Objective
Scan the records below for the word "confounder" and give only the number of lines that hold it.

## begin

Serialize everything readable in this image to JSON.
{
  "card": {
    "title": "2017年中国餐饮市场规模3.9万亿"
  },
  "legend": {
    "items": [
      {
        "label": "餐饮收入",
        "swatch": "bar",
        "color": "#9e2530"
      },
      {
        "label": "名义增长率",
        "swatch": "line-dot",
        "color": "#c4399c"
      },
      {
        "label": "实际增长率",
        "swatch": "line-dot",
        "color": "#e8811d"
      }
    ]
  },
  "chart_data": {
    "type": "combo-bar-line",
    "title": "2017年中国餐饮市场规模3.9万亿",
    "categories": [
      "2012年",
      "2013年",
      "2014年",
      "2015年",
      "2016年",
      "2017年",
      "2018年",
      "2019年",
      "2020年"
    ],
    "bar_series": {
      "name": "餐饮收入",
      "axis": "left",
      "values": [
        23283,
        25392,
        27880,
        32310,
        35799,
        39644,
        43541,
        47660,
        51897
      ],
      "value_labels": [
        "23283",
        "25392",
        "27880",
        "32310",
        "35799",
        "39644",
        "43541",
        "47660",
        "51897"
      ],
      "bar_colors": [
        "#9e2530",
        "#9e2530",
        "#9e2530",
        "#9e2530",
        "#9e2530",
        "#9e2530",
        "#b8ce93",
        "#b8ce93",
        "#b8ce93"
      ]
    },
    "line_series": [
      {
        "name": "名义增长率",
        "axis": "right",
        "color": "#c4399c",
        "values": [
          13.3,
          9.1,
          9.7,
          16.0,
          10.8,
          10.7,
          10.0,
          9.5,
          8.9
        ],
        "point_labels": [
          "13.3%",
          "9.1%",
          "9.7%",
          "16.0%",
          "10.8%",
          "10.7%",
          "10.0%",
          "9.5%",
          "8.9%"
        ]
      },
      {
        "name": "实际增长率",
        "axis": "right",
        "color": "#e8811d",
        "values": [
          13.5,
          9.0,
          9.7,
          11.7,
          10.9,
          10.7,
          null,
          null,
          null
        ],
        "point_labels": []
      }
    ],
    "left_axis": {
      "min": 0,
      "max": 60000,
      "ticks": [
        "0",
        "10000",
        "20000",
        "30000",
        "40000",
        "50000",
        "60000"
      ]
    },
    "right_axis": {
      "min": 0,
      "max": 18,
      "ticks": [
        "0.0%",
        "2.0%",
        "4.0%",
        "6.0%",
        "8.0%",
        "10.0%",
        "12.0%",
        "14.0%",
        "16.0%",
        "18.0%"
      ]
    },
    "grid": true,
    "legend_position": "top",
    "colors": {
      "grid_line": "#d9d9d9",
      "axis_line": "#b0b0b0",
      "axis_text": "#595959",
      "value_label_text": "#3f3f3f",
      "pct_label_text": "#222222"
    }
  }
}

## end
## begin

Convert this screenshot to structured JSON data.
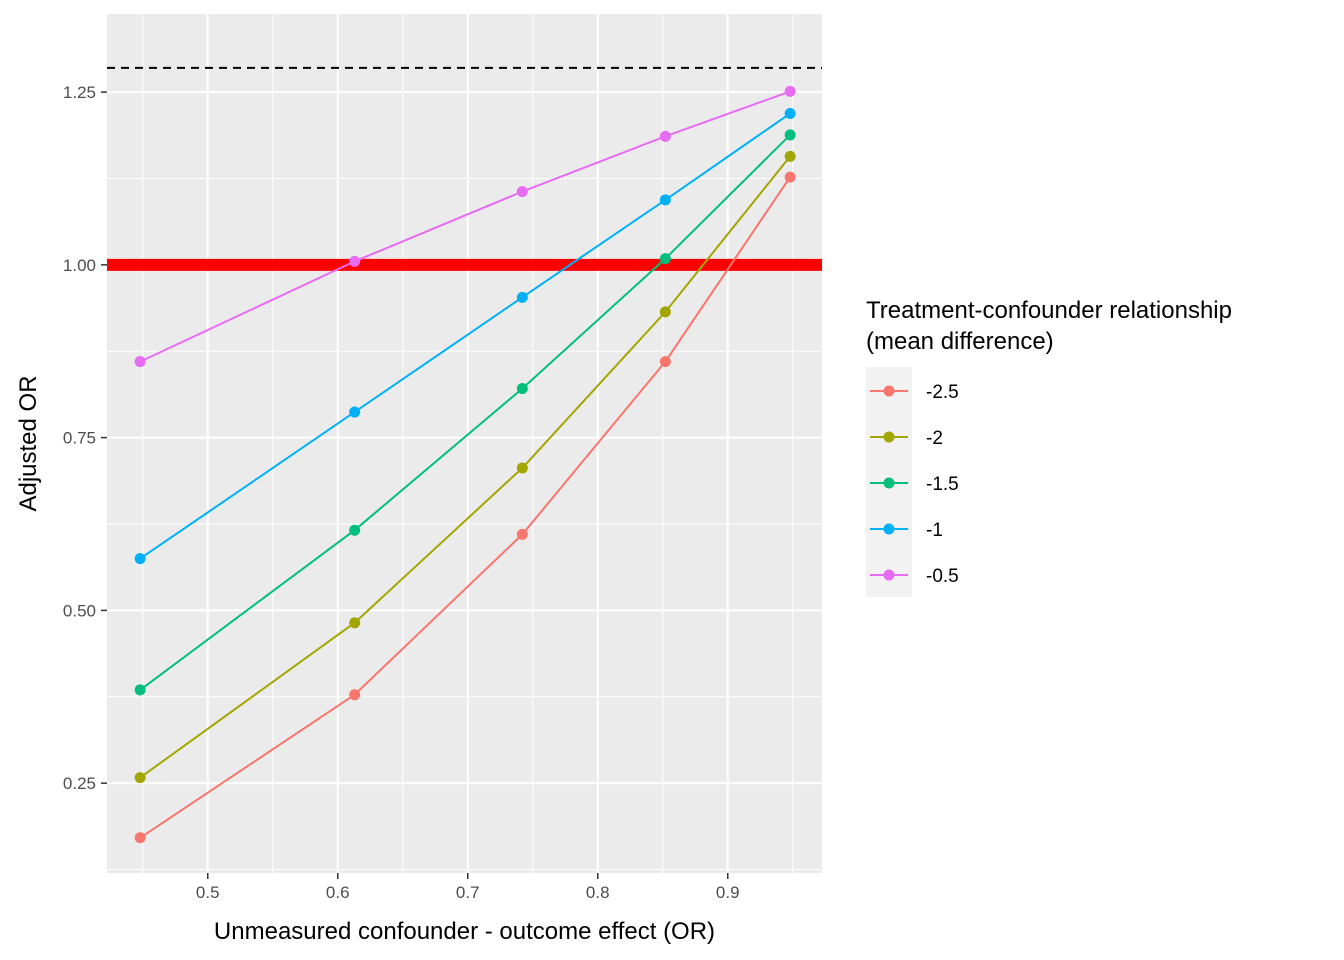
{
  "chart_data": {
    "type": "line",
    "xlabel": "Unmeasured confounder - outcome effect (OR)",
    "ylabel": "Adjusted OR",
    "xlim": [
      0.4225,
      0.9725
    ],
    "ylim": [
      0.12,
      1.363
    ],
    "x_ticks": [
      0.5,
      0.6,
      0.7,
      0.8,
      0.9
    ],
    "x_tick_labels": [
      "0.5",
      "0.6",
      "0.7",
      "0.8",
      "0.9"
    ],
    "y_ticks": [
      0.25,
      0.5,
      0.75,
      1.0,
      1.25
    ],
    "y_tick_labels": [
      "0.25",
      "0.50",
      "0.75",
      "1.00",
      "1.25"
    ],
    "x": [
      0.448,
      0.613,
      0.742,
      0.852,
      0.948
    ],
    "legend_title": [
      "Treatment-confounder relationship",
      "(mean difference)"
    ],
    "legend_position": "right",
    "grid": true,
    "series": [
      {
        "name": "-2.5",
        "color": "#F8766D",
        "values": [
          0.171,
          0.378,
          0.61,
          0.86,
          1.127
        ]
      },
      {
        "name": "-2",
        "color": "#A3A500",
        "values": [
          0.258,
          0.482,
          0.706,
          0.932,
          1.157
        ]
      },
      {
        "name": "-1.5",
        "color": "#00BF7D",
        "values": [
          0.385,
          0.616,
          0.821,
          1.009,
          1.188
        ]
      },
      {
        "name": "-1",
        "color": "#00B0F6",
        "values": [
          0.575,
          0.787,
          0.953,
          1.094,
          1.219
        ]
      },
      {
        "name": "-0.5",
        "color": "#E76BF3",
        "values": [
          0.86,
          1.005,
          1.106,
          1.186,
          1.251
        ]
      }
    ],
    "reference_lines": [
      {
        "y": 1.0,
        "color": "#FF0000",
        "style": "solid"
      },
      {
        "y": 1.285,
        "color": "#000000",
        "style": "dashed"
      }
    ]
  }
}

## end
## begin

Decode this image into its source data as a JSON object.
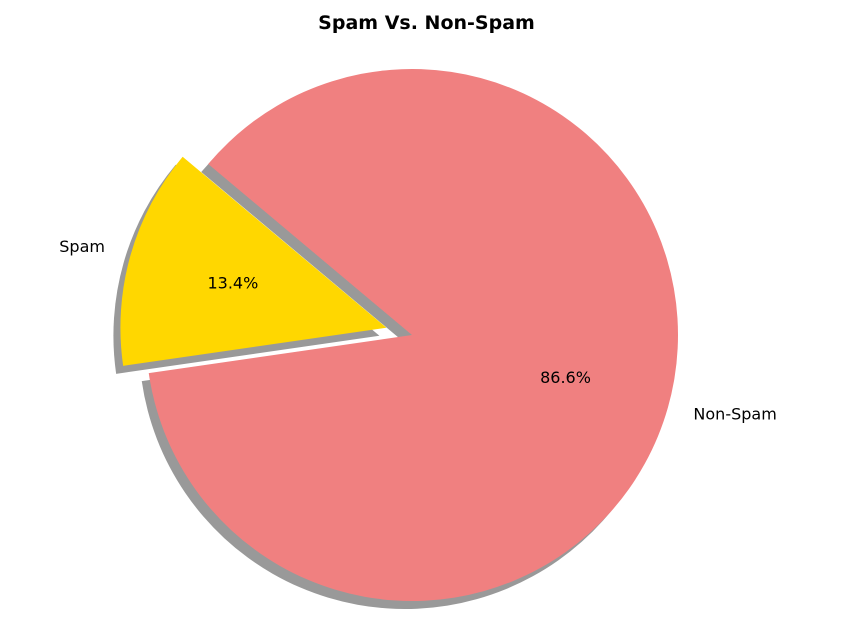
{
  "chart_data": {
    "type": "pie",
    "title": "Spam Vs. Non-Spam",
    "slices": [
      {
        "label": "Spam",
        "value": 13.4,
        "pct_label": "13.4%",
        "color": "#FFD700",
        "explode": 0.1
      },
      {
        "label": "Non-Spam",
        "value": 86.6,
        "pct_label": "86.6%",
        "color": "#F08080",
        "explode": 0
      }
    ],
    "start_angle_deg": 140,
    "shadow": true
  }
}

## end

Output
2